*What you need to do*. Count every line that has "Cuenta" in it and give the total, nothing more.

*Data entries*.
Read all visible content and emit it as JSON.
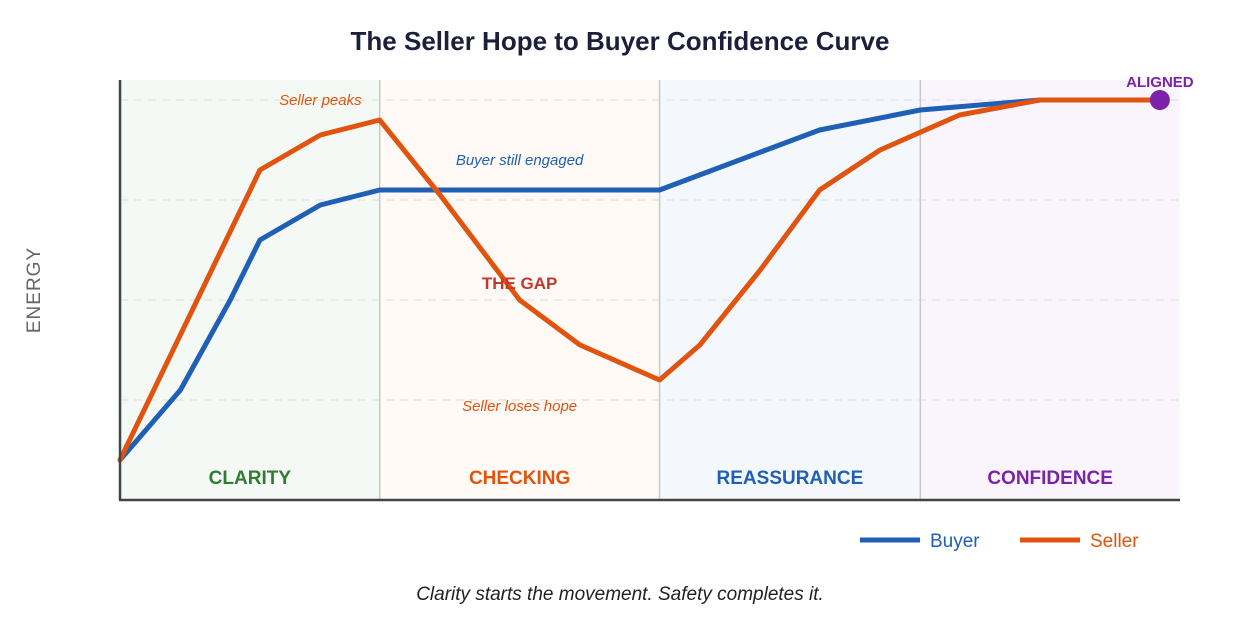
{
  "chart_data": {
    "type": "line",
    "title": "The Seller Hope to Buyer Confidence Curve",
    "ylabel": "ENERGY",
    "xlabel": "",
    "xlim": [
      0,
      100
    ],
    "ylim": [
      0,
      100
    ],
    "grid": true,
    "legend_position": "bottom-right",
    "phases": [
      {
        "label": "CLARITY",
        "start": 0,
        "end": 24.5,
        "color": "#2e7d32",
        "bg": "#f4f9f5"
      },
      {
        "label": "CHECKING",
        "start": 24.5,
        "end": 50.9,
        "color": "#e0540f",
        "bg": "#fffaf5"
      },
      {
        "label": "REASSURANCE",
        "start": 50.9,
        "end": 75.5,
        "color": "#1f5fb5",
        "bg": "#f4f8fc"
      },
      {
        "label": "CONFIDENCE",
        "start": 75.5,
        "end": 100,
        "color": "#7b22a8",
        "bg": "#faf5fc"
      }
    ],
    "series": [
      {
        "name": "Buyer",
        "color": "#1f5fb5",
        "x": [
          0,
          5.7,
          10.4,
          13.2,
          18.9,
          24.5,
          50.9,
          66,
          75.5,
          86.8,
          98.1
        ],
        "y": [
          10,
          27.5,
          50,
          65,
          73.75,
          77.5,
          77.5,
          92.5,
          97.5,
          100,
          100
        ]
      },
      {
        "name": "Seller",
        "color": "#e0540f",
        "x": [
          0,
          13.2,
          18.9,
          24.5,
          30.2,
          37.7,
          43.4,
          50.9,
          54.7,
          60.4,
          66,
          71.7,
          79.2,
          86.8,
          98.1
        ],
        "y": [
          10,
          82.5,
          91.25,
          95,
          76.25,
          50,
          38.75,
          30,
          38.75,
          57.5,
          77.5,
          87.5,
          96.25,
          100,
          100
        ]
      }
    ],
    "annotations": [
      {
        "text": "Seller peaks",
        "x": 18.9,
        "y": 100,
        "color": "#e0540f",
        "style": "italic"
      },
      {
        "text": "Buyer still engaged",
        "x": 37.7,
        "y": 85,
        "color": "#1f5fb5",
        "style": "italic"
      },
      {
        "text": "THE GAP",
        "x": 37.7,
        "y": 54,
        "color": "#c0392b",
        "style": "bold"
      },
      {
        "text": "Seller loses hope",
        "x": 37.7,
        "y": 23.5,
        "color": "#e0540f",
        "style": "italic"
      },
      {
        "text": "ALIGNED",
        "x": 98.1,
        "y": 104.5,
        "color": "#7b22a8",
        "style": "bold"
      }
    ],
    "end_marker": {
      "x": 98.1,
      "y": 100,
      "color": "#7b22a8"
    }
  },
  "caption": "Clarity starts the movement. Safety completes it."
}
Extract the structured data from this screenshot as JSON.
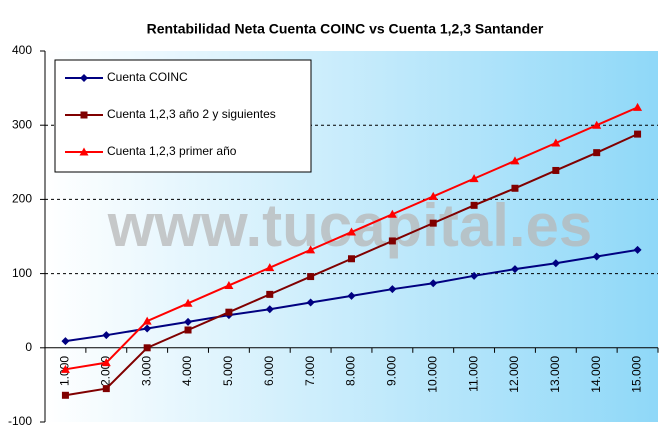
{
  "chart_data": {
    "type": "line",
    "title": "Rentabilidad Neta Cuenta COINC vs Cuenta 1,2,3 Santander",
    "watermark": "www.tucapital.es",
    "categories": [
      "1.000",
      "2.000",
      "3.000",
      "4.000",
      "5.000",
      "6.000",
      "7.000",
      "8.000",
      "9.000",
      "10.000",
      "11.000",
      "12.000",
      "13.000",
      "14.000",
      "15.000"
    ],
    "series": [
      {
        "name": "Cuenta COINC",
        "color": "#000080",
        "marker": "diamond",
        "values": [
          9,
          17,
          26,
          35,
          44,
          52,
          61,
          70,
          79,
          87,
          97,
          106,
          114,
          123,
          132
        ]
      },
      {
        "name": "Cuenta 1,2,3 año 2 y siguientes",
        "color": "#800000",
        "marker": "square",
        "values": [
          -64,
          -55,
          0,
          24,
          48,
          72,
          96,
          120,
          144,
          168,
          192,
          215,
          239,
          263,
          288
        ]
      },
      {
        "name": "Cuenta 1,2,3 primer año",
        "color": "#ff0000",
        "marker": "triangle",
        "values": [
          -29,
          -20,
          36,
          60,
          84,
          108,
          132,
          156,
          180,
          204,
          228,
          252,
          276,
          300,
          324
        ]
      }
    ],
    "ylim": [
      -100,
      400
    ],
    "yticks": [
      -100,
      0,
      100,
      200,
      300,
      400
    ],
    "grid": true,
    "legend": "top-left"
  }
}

*Answer to the problem*. 4